Copy out each line below that has the word "dolları" in it.
begin RECORDS FOR THIS TASK
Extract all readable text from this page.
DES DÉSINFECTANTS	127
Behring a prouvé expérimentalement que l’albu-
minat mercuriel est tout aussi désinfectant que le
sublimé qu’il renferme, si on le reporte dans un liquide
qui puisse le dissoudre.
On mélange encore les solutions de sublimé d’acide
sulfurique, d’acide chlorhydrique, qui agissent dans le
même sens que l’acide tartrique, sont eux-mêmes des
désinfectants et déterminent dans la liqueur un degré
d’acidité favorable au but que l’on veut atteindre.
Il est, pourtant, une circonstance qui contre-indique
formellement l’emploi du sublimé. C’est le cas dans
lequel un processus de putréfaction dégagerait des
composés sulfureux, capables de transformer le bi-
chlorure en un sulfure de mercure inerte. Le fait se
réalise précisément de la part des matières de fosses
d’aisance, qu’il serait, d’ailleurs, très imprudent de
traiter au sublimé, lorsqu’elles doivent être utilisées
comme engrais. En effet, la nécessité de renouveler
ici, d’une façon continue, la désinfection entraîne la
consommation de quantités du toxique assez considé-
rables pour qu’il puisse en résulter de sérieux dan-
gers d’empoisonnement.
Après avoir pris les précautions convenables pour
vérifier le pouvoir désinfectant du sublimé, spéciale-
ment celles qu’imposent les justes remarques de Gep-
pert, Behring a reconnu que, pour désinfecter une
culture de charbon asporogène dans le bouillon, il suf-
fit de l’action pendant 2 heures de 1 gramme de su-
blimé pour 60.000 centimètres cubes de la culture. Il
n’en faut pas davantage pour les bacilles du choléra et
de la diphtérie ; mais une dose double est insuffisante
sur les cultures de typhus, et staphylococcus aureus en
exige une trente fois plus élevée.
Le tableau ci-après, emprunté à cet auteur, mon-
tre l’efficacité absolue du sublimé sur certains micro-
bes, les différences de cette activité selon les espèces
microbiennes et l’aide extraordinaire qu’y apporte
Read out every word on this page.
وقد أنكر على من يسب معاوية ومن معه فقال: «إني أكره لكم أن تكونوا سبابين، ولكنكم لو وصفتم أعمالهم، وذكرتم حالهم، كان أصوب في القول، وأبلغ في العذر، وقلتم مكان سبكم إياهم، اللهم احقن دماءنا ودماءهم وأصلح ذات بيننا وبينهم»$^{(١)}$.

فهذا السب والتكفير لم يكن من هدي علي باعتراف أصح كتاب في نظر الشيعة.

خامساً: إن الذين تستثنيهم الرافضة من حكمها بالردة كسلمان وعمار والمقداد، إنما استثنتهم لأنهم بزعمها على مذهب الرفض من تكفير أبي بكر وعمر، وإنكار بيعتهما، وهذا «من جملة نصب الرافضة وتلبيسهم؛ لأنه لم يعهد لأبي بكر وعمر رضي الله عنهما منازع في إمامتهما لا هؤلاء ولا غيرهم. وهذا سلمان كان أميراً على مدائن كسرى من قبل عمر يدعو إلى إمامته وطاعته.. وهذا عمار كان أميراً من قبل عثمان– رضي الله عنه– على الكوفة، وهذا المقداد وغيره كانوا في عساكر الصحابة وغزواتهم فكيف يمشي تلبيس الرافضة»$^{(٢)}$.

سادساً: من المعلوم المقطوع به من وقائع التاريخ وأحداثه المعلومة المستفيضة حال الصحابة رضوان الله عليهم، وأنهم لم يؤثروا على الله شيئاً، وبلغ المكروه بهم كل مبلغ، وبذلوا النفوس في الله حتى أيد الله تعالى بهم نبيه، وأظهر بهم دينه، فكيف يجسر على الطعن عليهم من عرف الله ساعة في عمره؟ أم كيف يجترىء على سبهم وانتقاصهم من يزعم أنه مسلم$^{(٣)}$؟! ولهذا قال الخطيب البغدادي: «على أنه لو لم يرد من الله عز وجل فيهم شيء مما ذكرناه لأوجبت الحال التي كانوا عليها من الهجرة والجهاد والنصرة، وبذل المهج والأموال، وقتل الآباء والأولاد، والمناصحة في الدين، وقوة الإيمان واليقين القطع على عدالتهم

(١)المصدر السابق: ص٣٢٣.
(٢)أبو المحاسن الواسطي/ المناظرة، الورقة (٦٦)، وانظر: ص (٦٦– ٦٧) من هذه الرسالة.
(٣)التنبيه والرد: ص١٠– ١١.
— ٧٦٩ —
end RECORDS FOR THIS TASK
begin RECORDS FOR THIS TASK
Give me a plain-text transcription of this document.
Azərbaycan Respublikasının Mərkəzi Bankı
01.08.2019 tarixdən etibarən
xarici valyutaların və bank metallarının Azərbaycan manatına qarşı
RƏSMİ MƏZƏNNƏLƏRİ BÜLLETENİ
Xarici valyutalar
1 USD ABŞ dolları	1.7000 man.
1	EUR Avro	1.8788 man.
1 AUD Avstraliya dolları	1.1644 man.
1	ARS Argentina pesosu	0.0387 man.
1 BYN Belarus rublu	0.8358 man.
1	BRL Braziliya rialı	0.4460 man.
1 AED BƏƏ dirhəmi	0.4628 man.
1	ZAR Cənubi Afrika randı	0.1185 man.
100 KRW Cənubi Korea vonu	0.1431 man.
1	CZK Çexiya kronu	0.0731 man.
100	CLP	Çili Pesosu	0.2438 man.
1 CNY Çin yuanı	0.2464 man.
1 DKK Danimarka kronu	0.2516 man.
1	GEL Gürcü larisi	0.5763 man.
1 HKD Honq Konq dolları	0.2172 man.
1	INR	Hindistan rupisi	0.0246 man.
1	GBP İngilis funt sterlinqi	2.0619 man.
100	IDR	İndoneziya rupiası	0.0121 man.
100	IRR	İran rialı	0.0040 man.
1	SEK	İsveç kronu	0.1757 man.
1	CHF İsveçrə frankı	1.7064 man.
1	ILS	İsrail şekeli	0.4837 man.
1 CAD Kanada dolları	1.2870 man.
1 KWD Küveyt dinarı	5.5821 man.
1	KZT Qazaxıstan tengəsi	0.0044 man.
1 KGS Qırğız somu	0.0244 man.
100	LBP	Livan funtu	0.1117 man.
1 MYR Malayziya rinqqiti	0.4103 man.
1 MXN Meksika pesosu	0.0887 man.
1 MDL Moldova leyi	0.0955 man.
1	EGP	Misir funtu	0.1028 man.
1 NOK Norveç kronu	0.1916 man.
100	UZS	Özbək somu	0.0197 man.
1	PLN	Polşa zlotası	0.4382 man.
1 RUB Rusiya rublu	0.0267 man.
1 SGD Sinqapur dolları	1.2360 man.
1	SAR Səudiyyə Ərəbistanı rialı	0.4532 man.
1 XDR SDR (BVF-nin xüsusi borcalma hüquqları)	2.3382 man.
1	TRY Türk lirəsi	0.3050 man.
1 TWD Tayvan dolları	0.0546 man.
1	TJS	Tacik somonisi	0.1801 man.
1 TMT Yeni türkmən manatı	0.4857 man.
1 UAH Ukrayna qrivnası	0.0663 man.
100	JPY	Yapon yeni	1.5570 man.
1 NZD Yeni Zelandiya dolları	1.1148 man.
end RECORDS FOR THIS TASK
RESULT —
1 USD ABŞ dolları	1.7000 man.
1 AUD Avstraliya dolları	1.1644 man.
1 HKD Honq Konq dolları	0.2172 man.
1 CAD Kanada dolları	1.2870 man.
1 SGD Sinqapur dolları	1.2360 man.
1 TWD Tayvan dolları	0.0546 man.
1 NZD Yeni Zelandiya dolları	1.1148 man.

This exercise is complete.